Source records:
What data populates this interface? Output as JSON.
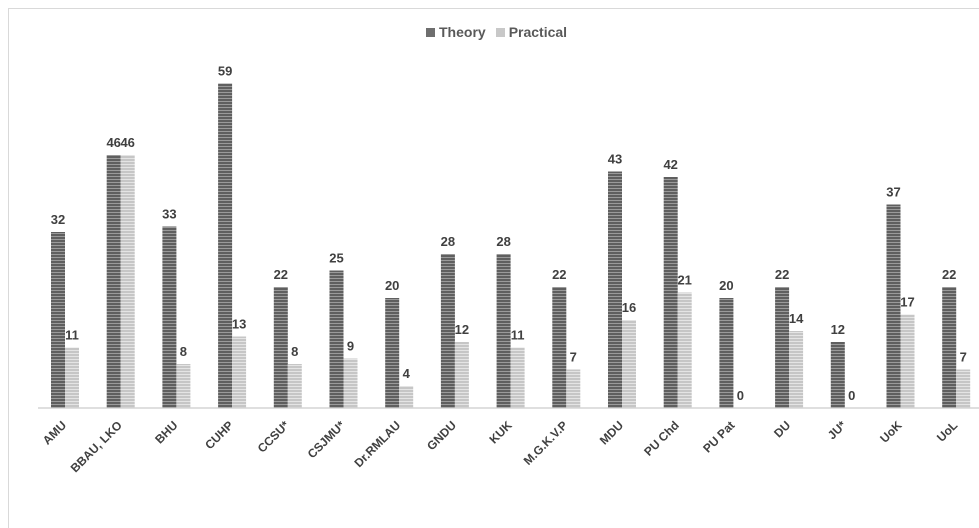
{
  "chart_data": {
    "type": "bar",
    "categories": [
      "AMU",
      "BBAU, LKO",
      "BHU",
      "CUHP",
      "CCSU*",
      "CSJMU*",
      "Dr.RMLAU",
      "GNDU",
      "KUK",
      "M.G.K.V.P",
      "MDU",
      "PU Chd",
      "PU Pat",
      "DU",
      "JU*",
      "UoK",
      "UoL"
    ],
    "series": [
      {
        "name": "Theory",
        "values": [
          32,
          46,
          33,
          59,
          22,
          25,
          20,
          28,
          28,
          22,
          43,
          42,
          20,
          22,
          12,
          37,
          22
        ],
        "color": "#6e6e6e"
      },
      {
        "name": "Practical",
        "values": [
          11,
          46,
          8,
          13,
          8,
          9,
          4,
          12,
          11,
          7,
          16,
          21,
          0,
          14,
          0,
          17,
          7
        ],
        "color": "#c8c8c8"
      }
    ],
    "title": "",
    "xlabel": "",
    "ylabel": "",
    "ylim": [
      0,
      63
    ],
    "grid": false,
    "legend": "top-center",
    "data_labels": true
  }
}
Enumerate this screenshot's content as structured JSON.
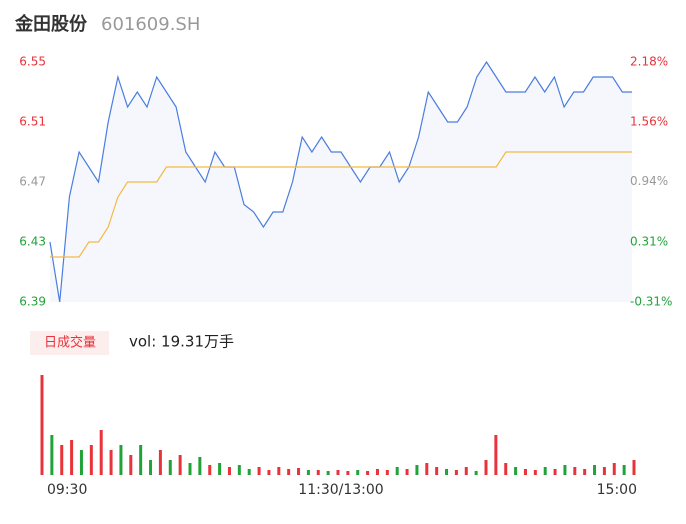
{
  "chart_data": [
    {
      "type": "line",
      "title": "金田股份",
      "subtitle": "601609.SH",
      "x": [
        0,
        1,
        2,
        3,
        4,
        5,
        6,
        7,
        8,
        9,
        10,
        11,
        12,
        13,
        14,
        15,
        16,
        17,
        18,
        19,
        20,
        21,
        22,
        23,
        24,
        25,
        26,
        27,
        28,
        29,
        30,
        31,
        32,
        33,
        34,
        35,
        36,
        37,
        38,
        39,
        40,
        41,
        42,
        43,
        44,
        45,
        46,
        47,
        48,
        49,
        50,
        51,
        52,
        53,
        54,
        55,
        56,
        57,
        58,
        59,
        60
      ],
      "xlim": [
        0,
        60
      ],
      "xticks": [
        {
          "value": 0,
          "label": "09:30"
        },
        {
          "value": 30,
          "label": "11:30/13:00"
        },
        {
          "value": 60,
          "label": "15:00"
        }
      ],
      "series": [
        {
          "color": "#4a7de0",
          "values": [
            6.43,
            6.39,
            6.46,
            6.49,
            6.48,
            6.47,
            6.51,
            6.54,
            6.52,
            6.53,
            6.52,
            6.54,
            6.53,
            6.52,
            6.49,
            6.48,
            6.47,
            6.49,
            6.48,
            6.48,
            6.455,
            6.45,
            6.44,
            6.45,
            6.45,
            6.47,
            6.5,
            6.49,
            6.5,
            6.49,
            6.49,
            6.48,
            6.47,
            6.48,
            6.48,
            6.49,
            6.47,
            6.48,
            6.5,
            6.53,
            6.52,
            6.51,
            6.51,
            6.52,
            6.54,
            6.55,
            6.54,
            6.53,
            6.53,
            6.53,
            6.54,
            6.53,
            6.54,
            6.52,
            6.53,
            6.53,
            6.54,
            6.54,
            6.54,
            6.53,
            6.53
          ]
        },
        {
          "color": "#f5b942",
          "values": [
            6.42,
            6.42,
            6.42,
            6.42,
            6.43,
            6.43,
            6.44,
            6.46,
            6.47,
            6.47,
            6.47,
            6.47,
            6.48,
            6.48,
            6.48,
            6.48,
            6.48,
            6.48,
            6.48,
            6.48,
            6.48,
            6.48,
            6.48,
            6.48,
            6.48,
            6.48,
            6.48,
            6.48,
            6.48,
            6.48,
            6.48,
            6.48,
            6.48,
            6.48,
            6.48,
            6.48,
            6.48,
            6.48,
            6.48,
            6.48,
            6.48,
            6.48,
            6.48,
            6.48,
            6.48,
            6.48,
            6.48,
            6.49,
            6.49,
            6.49,
            6.49,
            6.49,
            6.49,
            6.49,
            6.49,
            6.49,
            6.49,
            6.49,
            6.49,
            6.49,
            6.49
          ]
        }
      ],
      "area_color": "#f5f7fc",
      "ylim": [
        6.39,
        6.55
      ],
      "yticks": [
        6.55,
        6.51,
        6.47,
        6.43,
        6.39
      ],
      "y2lim": [
        -0.31,
        2.18
      ],
      "y2ticks": [
        {
          "value": 2.18,
          "label": "2.18%"
        },
        {
          "value": 1.56,
          "label": "1.56%"
        },
        {
          "value": 0.94,
          "label": "0.94%"
        },
        {
          "value": 0.31,
          "label": "0.31%"
        },
        {
          "value": -0.31,
          "label": "-0.31%"
        }
      ],
      "ytick_colors": [
        "#e8333a",
        "#e8333a",
        "#999999",
        "#22a33a",
        "#22a33a"
      ]
    },
    {
      "type": "bar",
      "title": "日成交量",
      "annotation": "vol: 19.31万手",
      "ylim": [
        0,
        1
      ],
      "values": [
        1.0,
        0.4,
        0.3,
        0.35,
        0.25,
        0.3,
        0.45,
        0.25,
        0.3,
        0.2,
        0.3,
        0.15,
        0.25,
        0.15,
        0.2,
        0.12,
        0.18,
        0.1,
        0.12,
        0.08,
        0.1,
        0.06,
        0.08,
        0.05,
        0.08,
        0.06,
        0.07,
        0.05,
        0.05,
        0.04,
        0.05,
        0.04,
        0.05,
        0.04,
        0.06,
        0.05,
        0.08,
        0.06,
        0.1,
        0.12,
        0.08,
        0.06,
        0.05,
        0.08,
        0.04,
        0.15,
        0.4,
        0.12,
        0.08,
        0.06,
        0.05,
        0.08,
        0.06,
        0.1,
        0.08,
        0.06,
        0.1,
        0.08,
        0.12,
        0.1,
        0.15
      ],
      "colors": [
        "#e8333a",
        "#22a33a",
        "#e8333a",
        "#e8333a",
        "#22a33a",
        "#e8333a",
        "#e8333a",
        "#e8333a",
        "#22a33a",
        "#e8333a",
        "#22a33a",
        "#22a33a",
        "#e8333a",
        "#22a33a",
        "#e8333a",
        "#22a33a",
        "#22a33a",
        "#e8333a",
        "#22a33a",
        "#e8333a",
        "#22a33a",
        "#22a33a",
        "#e8333a",
        "#e8333a",
        "#e8333a",
        "#e8333a",
        "#e8333a",
        "#22a33a",
        "#e8333a",
        "#22a33a",
        "#e8333a",
        "#e8333a",
        "#22a33a",
        "#e8333a",
        "#e8333a",
        "#e8333a",
        "#22a33a",
        "#e8333a",
        "#22a33a",
        "#e8333a",
        "#e8333a",
        "#22a33a",
        "#e8333a",
        "#e8333a",
        "#22a33a",
        "#e8333a",
        "#e8333a",
        "#e8333a",
        "#22a33a",
        "#e8333a",
        "#e8333a",
        "#22a33a",
        "#e8333a",
        "#22a33a",
        "#e8333a",
        "#e8333a",
        "#22a33a",
        "#e8333a",
        "#e8333a",
        "#22a33a",
        "#e8333a"
      ]
    }
  ]
}
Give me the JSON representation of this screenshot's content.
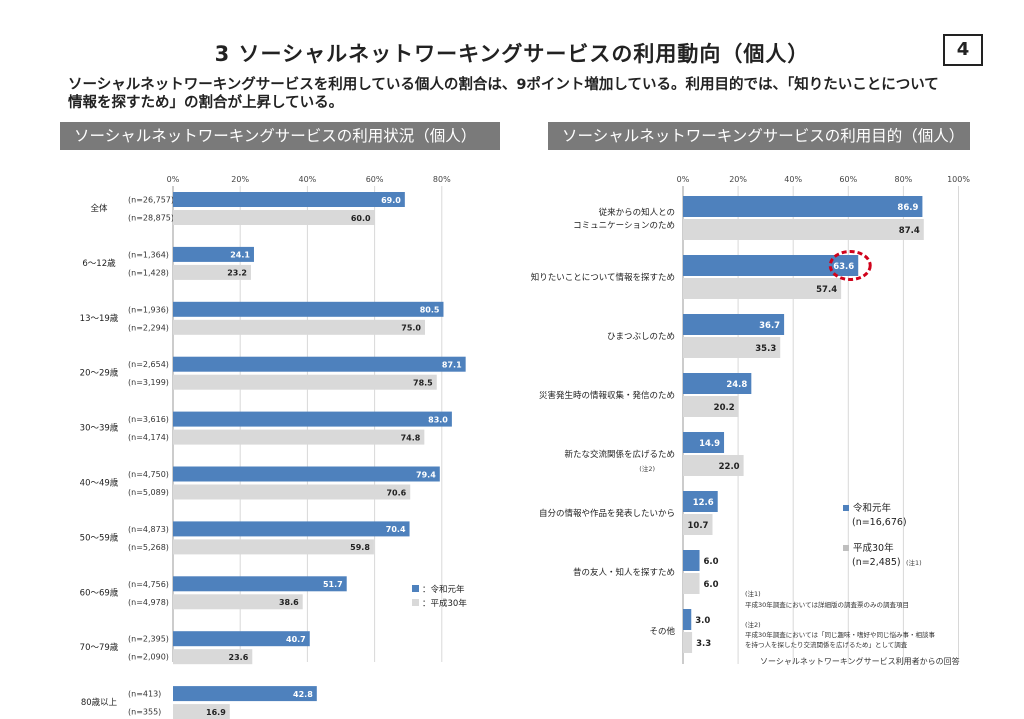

• [EXERCISE BRIEF]
Print all of the entries word for word. Skip any images they contain.

• [SOLUTION TO THIS PROBLEM]
What data populates this interface? Output as JSON.
{
  "chart_data": {
    "type": "bar",
    "categories": [
      "AMU",
      "BBAU, LKO",
      "BHU",
      "CUHP",
      "CCSU*",
      "CSJMU*",
      "Dr.RMLAU",
      "GNDU",
      "KUK",
      "M.G.K.V.P",
      "MDU",
      "PU Chd",
      "PU Pat",
      "DU",
      "JU*",
      "UoK",
      "UoL"
    ],
    "series": [
      {
        "name": "Theory",
        "values": [
          32,
          46,
          33,
          59,
          22,
          25,
          20,
          28,
          28,
          22,
          43,
          42,
          20,
          22,
          12,
          37,
          22
        ],
        "color": "#6e6e6e"
      },
      {
        "name": "Practical",
        "values": [
          11,
          46,
          8,
          13,
          8,
          9,
          4,
          12,
          11,
          7,
          16,
          21,
          0,
          14,
          0,
          17,
          7
        ],
        "color": "#c8c8c8"
      }
    ],
    "title": "",
    "xlabel": "",
    "ylabel": "",
    "ylim": [
      0,
      63
    ],
    "grid": false,
    "legend": "top-center",
    "data_labels": true
  }
}
Enumerate this screenshot's content as structured JSON.
{
  "chart_data": [
    {
      "type": "line",
      "title": "金田股份",
      "subtitle": "601609.SH",
      "x": [
        0,
        1,
        2,
        3,
        4,
        5,
        6,
        7,
        8,
        9,
        10,
        11,
        12,
        13,
        14,
        15,
        16,
        17,
        18,
        19,
        20,
        21,
        22,
        23,
        24,
        25,
        26,
        27,
        28,
        29,
        30,
        31,
        32,
        33,
        34,
        35,
        36,
        37,
        38,
        39,
        40,
        41,
        42,
        43,
        44,
        45,
        46,
        47,
        48,
        49,
        50,
        51,
        52,
        53,
        54,
        55,
        56,
        57,
        58,
        59,
        60
      ],
      "xlim": [
        0,
        60
      ],
      "xticks": [
        {
          "value": 0,
          "label": "09:30"
        },
        {
          "value": 30,
          "label": "11:30/13:00"
        },
        {
          "value": 60,
          "label": "15:00"
        }
      ],
      "series": [
        {
          "color": "#4a7de0",
          "values": [
            6.43,
            6.39,
            6.46,
            6.49,
            6.48,
            6.47,
            6.51,
            6.54,
            6.52,
            6.53,
            6.52,
            6.54,
            6.53,
            6.52,
            6.49,
            6.48,
            6.47,
            6.49,
            6.48,
            6.48,
            6.455,
            6.45,
            6.44,
            6.45,
            6.45,
            6.47,
            6.5,
            6.49,
            6.5,
            6.49,
            6.49,
            6.48,
            6.47,
            6.48,
            6.48,
            6.49,
            6.47,
            6.48,
            6.5,
            6.53,
            6.52,
            6.51,
            6.51,
            6.52,
            6.54,
            6.55,
            6.54,
            6.53,
            6.53,
            6.53,
            6.54,
            6.53,
            6.54,
            6.52,
            6.53,
            6.53,
            6.54,
            6.54,
            6.54,
            6.53,
            6.53
          ]
        },
        {
          "color": "#f5b942",
          "values": [
            6.42,
            6.42,
            6.42,
            6.42,
            6.43,
            6.43,
            6.44,
            6.46,
            6.47,
            6.47,
            6.47,
            6.47,
            6.48,
            6.48,
            6.48,
            6.48,
            6.48,
            6.48,
            6.48,
            6.48,
            6.48,
            6.48,
            6.48,
            6.48,
            6.48,
            6.48,
            6.48,
            6.48,
            6.48,
            6.48,
            6.48,
            6.48,
            6.48,
            6.48,
            6.48,
            6.48,
            6.48,
            6.48,
            6.48,
            6.48,
            6.48,
            6.48,
            6.48,
            6.48,
            6.48,
            6.48,
            6.48,
            6.49,
            6.49,
            6.49,
            6.49,
            6.49,
            6.49,
            6.49,
            6.49,
            6.49,
            6.49,
            6.49,
            6.49,
            6.49,
            6.49
          ]
        }
      ],
      "area_color": "#f5f7fc",
      "ylim": [
        6.39,
        6.55
      ],
      "yticks": [
        6.55,
        6.51,
        6.47,
        6.43,
        6.39
      ],
      "y2lim": [
        -0.31,
        2.18
      ],
      "y2ticks": [
        {
          "value": 2.18,
          "label": "2.18%"
        },
        {
          "value": 1.56,
          "label": "1.56%"
        },
        {
          "value": 0.94,
          "label": "0.94%"
        },
        {
          "value": 0.31,
          "label": "0.31%"
        },
        {
          "value": -0.31,
          "label": "-0.31%"
        }
      ],
      "ytick_colors": [
        "#e8333a",
        "#e8333a",
        "#999999",
        "#22a33a",
        "#22a33a"
      ]
    },
    {
      "type": "bar",
      "title": "日成交量",
      "annotation": "vol: 19.31万手",
      "ylim": [
        0,
        1
      ],
      "values": [
        1.0,
        0.4,
        0.3,
        0.35,
        0.25,
        0.3,
        0.45,
        0.25,
        0.3,
        0.2,
        0.3,
        0.15,
        0.25,
        0.15,
        0.2,
        0.12,
        0.18,
        0.1,
        0.12,
        0.08,
        0.1,
        0.06,
        0.08,
        0.05,
        0.08,
        0.06,
        0.07,
        0.05,
        0.05,
        0.04,
        0.05,
        0.04,
        0.05,
        0.04,
        0.06,
        0.05,
        0.08,
        0.06,
        0.1,
        0.12,
        0.08,
        0.06,
        0.05,
        0.08,
        0.04,
        0.15,
        0.4,
        0.12,
        0.08,
        0.06,
        0.05,
        0.08,
        0.06,
        0.1,
        0.08,
        0.06,
        0.1,
        0.08,
        0.12,
        0.1,
        0.15
      ],
      "colors": [
        "#e8333a",
        "#22a33a",
        "#e8333a",
        "#e8333a",
        "#22a33a",
        "#e8333a",
        "#e8333a",
        "#e8333a",
        "#22a33a",
        "#e8333a",
        "#22a33a",
        "#22a33a",
        "#e8333a",
        "#22a33a",
        "#e8333a",
        "#22a33a",
        "#22a33a",
        "#e8333a",
        "#22a33a",
        "#e8333a",
        "#22a33a",
        "#22a33a",
        "#e8333a",
        "#e8333a",
        "#e8333a",
        "#e8333a",
        "#e8333a",
        "#22a33a",
        "#e8333a",
        "#22a33a",
        "#e8333a",
        "#e8333a",
        "#22a33a",
        "#e8333a",
        "#e8333a",
        "#e8333a",
        "#22a33a",
        "#e8333a",
        "#22a33a",
        "#e8333a",
        "#e8333a",
        "#22a33a",
        "#e8333a",
        "#e8333a",
        "#22a33a",
        "#e8333a",
        "#e8333a",
        "#e8333a",
        "#22a33a",
        "#e8333a",
        "#e8333a",
        "#22a33a",
        "#e8333a",
        "#22a33a",
        "#e8333a",
        "#e8333a",
        "#22a33a",
        "#e8333a",
        "#e8333a",
        "#22a33a",
        "#e8333a"
      ]
    }
  ]
}
Give me the JSON representation of this screenshot's content.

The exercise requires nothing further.